> GOAL
Within the data that follows, how many lines carry the string "JSON"? Give the number alone.

> STORED ROWS
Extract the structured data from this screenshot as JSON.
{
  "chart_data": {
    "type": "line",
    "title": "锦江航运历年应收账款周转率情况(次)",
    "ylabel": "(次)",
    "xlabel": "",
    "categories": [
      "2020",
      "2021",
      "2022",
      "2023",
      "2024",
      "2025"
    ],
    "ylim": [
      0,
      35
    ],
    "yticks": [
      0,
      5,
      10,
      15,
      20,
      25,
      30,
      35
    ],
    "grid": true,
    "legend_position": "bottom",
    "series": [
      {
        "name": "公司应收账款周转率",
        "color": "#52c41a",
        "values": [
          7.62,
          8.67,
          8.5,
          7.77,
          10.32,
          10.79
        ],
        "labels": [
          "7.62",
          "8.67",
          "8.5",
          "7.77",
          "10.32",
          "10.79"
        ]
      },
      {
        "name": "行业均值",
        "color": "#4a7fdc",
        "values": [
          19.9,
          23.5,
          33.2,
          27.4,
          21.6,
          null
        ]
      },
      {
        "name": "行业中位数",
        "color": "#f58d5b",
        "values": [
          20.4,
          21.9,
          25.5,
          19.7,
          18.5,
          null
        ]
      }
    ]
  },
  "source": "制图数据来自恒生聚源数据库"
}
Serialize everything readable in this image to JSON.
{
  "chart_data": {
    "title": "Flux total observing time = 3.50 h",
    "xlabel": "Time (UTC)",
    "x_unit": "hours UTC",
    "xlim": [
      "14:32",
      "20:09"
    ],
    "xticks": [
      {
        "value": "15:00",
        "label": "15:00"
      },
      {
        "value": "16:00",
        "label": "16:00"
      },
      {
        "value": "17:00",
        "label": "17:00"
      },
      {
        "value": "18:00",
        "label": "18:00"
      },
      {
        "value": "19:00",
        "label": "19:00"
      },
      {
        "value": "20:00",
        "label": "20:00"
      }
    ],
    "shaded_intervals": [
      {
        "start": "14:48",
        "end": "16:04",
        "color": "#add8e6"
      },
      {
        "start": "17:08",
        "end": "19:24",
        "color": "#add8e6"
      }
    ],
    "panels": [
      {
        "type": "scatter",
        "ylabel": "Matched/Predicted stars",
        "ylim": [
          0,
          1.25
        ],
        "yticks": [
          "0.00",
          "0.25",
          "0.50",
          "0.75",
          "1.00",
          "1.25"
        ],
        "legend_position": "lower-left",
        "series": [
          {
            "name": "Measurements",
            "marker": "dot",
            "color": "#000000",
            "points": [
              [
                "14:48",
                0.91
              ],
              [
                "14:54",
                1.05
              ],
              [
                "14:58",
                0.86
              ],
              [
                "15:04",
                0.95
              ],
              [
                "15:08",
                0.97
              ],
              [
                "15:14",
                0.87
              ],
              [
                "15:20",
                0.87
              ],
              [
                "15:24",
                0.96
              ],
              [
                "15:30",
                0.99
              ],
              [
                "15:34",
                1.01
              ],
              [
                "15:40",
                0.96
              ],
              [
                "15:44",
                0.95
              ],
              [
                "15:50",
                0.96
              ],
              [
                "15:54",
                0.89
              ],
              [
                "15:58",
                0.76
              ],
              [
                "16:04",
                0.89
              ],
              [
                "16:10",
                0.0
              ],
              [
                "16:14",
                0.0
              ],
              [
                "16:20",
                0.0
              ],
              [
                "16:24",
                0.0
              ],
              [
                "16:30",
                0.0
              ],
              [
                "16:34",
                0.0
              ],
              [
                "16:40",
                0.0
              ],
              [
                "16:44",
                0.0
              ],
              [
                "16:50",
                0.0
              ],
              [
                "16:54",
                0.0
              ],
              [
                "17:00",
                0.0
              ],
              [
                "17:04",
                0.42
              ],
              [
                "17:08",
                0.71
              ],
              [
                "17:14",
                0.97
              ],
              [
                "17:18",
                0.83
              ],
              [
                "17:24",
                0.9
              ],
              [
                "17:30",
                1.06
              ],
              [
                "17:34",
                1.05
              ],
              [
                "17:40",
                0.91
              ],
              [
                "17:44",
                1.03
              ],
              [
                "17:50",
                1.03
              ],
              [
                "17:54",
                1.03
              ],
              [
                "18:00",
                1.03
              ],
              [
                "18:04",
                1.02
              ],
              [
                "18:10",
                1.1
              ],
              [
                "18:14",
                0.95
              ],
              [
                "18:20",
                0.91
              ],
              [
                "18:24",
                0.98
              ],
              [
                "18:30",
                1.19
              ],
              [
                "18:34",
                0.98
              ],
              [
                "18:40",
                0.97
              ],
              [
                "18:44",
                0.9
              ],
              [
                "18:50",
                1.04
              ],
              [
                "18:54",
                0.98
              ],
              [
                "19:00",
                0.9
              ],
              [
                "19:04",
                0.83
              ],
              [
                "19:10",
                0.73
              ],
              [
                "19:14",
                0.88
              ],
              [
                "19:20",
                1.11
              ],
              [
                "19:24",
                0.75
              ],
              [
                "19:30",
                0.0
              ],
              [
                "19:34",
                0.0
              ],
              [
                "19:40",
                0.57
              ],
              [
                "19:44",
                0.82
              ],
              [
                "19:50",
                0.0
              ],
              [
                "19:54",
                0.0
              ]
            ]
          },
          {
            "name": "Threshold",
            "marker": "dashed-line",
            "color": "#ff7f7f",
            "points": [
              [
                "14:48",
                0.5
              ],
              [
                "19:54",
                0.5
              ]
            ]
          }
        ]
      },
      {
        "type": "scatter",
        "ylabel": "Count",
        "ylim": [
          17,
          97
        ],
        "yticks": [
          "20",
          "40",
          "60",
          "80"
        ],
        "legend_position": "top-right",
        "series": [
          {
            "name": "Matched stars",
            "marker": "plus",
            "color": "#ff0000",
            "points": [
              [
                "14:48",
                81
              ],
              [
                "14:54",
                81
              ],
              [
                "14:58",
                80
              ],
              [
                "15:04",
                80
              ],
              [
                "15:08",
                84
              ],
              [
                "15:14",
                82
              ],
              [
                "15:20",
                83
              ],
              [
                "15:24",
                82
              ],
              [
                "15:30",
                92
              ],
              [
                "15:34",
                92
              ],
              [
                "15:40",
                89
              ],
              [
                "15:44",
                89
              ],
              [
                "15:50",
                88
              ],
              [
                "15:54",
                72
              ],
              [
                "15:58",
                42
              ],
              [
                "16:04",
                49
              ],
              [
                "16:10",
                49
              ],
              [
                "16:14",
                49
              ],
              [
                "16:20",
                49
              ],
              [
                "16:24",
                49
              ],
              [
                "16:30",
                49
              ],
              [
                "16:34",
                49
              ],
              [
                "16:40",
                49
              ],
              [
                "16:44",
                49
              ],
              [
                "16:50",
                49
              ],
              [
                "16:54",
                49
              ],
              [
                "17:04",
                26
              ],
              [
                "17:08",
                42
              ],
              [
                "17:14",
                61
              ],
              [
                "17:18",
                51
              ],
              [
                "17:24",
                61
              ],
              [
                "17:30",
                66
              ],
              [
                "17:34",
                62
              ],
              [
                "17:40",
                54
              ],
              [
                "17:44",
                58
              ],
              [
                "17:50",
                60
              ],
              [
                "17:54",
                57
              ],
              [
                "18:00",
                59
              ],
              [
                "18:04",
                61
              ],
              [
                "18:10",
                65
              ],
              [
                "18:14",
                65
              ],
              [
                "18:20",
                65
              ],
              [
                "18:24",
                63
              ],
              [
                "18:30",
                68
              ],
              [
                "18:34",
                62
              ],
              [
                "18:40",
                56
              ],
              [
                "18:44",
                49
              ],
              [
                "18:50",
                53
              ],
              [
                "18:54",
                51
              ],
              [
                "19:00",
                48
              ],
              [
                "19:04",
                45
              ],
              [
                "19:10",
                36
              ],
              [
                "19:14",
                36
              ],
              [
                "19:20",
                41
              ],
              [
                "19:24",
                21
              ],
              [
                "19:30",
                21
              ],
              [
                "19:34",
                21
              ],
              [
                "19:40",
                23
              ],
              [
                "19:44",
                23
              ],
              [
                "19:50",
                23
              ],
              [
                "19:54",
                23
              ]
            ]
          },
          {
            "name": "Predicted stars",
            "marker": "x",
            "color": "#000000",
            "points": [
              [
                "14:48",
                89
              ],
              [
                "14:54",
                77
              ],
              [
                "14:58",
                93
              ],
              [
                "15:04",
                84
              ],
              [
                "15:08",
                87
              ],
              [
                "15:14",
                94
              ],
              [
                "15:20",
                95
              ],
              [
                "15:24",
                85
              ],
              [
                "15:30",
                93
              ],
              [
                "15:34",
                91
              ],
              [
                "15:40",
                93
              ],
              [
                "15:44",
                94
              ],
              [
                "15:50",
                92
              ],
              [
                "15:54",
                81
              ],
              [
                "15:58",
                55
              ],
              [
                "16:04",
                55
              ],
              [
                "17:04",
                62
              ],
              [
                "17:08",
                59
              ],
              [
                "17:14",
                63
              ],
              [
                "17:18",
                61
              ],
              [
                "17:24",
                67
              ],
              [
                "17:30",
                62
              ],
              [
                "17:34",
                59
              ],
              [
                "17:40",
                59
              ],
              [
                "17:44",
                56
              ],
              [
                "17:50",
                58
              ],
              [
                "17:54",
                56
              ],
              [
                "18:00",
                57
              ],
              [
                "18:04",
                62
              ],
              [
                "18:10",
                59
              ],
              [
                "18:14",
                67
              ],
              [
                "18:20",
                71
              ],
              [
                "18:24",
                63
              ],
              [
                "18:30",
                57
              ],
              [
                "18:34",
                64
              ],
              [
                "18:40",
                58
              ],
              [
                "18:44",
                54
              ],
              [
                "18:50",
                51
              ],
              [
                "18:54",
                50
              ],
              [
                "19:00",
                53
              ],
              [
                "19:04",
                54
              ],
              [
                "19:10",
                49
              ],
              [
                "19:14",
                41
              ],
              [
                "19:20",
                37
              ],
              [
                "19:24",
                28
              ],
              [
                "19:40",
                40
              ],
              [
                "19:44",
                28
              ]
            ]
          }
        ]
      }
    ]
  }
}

> THE REPLY
2